- **BRIEF 1**
Answer these from the article on the Imfinzi approval:
(a) What share of all lung cancer cases does SCLC make up?
(b) In ADRIATIC, what was the median progression-free survival with Imfinzi and in the control group?
(c) In which journal, and in what month, were the ADRIATIC results published?
- **BRIEF 2**
Please resume the article on the Imfinzi approval for limited-stage small cell lung cancer, starting right after its final sentence.

- **GIVEN PASSAGE**
FDA clears AZ's Imfinzi for aggressive lung cancer
AstraZeneca's PD-L1 inhibitor Imfinzi has become the immunotherapy to be approved in the US for limited-stage small cell lung cancer (LS-SCLC), a particularly challenging form of the disease.
Imfinzi (durvalumab) has been given the green light for the treatment of adults with LS-SCLC whose disease has not progressed after concurrent platinum-based chemotherapy and radiation therapy (CRT) on the back of positive results in the ADRIATIC study reported earlier this year.
SCLC is less common than non-small cell lung cancer (NSCLC), making up around 15% of all lung cancer cases. Around 30% of SCLC diagnoses come when the tumour is confined to one lung or one side of the chest, defining it as LS-SCLC.
This form of the disease can be cured in some patients with first-line CRT but, despite that, only around a quarter of patients live beyond five years.
In ADRIATIC, Imfinzi achieved a statistically significant improvement in both progression-free survival (PFS) and overall survival (OS) compared to placebo when used in the second-line setting.
The results – which were published in the New England Journal of Medicine (NEJM) in September – showed that Imfinzi extended the median survival time for patients from 33.4 months with placebo to 55.9 months, a 27% improvement.
Similarly, Imfinzi also reduced the risk of disease progression or death by 24%, with the median PFS 16.6 months versus 9.2 months in the control group.
Imfinzi is the first advance in treatment for LS-SCLC in nearly four decades, according to ADRIATIC investigator Suresh Senan of Amsterdam University Medical Centers in the Netherlands.

[Page segmentation data]
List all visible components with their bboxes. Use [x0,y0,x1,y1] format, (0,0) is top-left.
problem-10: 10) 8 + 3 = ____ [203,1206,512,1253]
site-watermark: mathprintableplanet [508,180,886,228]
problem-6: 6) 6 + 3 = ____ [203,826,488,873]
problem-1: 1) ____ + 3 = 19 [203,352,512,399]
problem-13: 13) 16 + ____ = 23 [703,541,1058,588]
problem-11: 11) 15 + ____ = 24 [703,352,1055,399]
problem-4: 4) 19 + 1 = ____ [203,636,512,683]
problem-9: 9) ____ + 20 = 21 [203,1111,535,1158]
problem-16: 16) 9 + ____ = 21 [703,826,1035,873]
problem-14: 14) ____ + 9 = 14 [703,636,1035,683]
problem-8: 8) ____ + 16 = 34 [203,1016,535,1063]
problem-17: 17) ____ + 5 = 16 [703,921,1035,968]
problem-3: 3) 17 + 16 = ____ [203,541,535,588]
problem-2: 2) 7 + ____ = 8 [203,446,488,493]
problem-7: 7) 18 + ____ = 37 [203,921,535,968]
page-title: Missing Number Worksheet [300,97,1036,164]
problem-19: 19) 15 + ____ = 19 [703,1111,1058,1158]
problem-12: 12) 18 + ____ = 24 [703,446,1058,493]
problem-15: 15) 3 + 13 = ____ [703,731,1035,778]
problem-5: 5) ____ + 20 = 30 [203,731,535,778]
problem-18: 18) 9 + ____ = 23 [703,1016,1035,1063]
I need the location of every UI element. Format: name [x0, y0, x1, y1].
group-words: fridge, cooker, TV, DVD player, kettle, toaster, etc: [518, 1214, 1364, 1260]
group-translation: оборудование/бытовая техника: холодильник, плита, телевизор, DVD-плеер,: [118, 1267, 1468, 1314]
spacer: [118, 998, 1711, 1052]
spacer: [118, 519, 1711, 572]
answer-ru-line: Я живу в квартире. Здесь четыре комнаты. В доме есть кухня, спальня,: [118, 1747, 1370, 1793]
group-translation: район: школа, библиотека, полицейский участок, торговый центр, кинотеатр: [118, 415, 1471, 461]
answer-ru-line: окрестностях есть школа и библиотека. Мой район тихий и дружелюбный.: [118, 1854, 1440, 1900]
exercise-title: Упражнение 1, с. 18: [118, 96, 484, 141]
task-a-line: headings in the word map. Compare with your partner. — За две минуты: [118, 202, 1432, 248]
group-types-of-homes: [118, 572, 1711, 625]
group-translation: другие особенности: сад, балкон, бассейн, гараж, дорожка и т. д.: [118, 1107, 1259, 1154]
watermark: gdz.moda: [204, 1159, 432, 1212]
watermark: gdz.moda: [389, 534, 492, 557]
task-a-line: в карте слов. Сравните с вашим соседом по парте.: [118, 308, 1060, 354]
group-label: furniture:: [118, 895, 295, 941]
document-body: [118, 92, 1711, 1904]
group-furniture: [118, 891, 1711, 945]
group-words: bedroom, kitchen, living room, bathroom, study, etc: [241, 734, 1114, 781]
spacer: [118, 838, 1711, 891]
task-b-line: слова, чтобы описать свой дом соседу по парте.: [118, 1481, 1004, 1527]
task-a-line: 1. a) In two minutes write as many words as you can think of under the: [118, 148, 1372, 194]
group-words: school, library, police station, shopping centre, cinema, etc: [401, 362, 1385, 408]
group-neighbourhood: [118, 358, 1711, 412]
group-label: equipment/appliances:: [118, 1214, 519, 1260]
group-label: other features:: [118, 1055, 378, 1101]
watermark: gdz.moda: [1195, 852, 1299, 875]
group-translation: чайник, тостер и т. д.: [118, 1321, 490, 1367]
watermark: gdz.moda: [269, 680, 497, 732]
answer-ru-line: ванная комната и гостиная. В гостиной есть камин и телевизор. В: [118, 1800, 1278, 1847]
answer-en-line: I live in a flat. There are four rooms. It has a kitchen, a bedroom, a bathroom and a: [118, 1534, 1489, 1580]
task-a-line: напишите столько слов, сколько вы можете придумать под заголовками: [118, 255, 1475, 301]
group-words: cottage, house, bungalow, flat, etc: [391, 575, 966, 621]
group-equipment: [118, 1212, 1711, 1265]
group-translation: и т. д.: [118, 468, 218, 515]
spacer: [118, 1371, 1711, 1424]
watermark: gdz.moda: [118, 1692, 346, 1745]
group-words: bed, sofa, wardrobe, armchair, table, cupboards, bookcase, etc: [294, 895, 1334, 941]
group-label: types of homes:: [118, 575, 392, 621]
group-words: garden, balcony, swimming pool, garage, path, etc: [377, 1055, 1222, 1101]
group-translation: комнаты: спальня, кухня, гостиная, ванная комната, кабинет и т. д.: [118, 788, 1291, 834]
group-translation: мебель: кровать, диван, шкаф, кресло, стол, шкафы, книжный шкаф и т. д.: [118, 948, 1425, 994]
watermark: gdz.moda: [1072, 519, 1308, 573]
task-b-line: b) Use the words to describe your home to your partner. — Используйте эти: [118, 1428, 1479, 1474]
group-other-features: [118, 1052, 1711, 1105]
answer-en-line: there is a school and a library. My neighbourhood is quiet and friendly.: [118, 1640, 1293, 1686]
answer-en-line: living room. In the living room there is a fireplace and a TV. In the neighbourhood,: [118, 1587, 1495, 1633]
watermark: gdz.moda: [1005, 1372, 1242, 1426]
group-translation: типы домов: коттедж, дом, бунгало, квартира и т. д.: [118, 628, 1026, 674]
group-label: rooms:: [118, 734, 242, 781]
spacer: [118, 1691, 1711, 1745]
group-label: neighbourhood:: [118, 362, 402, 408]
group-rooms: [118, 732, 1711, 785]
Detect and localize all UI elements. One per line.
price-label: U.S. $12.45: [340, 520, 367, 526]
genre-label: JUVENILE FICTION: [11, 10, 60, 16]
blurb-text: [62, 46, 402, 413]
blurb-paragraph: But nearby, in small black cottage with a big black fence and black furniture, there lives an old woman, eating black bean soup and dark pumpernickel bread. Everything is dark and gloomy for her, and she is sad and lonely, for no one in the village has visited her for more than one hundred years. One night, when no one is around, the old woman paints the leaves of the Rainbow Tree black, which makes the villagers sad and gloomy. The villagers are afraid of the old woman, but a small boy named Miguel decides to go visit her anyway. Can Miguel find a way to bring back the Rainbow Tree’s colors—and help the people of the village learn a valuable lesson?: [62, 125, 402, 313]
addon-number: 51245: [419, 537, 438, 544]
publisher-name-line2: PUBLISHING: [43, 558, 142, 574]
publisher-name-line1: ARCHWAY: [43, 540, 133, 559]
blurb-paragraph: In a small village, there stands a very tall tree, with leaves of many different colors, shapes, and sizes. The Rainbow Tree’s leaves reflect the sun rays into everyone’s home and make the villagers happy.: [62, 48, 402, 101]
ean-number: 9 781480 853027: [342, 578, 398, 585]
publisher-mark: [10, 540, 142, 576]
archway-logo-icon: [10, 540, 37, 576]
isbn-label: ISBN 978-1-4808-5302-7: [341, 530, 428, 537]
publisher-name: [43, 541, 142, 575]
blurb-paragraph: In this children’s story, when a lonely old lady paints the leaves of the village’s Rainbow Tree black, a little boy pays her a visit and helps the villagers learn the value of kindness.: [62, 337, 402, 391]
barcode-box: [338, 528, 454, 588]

- **EXERCISE ANSWER 1**
(a) Around 15%.
(b) 16.6 months with Imfinzi versus 9.2 months in the control group.
(c) The New England Journal of Medicine, in September.

- **EXERCISE ANSWER 2**
"The ADRIATIC trial showed 57% of patients were still alive at three years after being treated with durvalumab, which underscores the practice-changing potential of this medicine in this setting," he remarked.
Imfinzi is already approved for extensive-stage SCLC based on the results of the CASPIAN trial, as well as for locally advanced NSCLC that can't be treated with surgery and has not progressed after CRT and alongside chemo in metastatic NSCLC.
AZ had a disappointment with the drug in the PACIFIC-2 clinical trial in locally advanced NSCLC that can't be treated with surgery and has not progressed after CRT, however, denting the company's plan to make Imfinzi an option for more than half of all lung cancer patients by 2030.
The new approval in LS-SCLC has been welcomed by patient organisation LiveLung, which called Imfinzi a "game-changer."
Founder and executive director Dusty Donaldson said that "more often than not, clinical trials to identify new treatment options for this type of cancer have failed to show benefit."
"We are therefore so excited that many more people will now have the opportunity to access this immunotherapy treatment that holds the potential to significantly improve outcomes."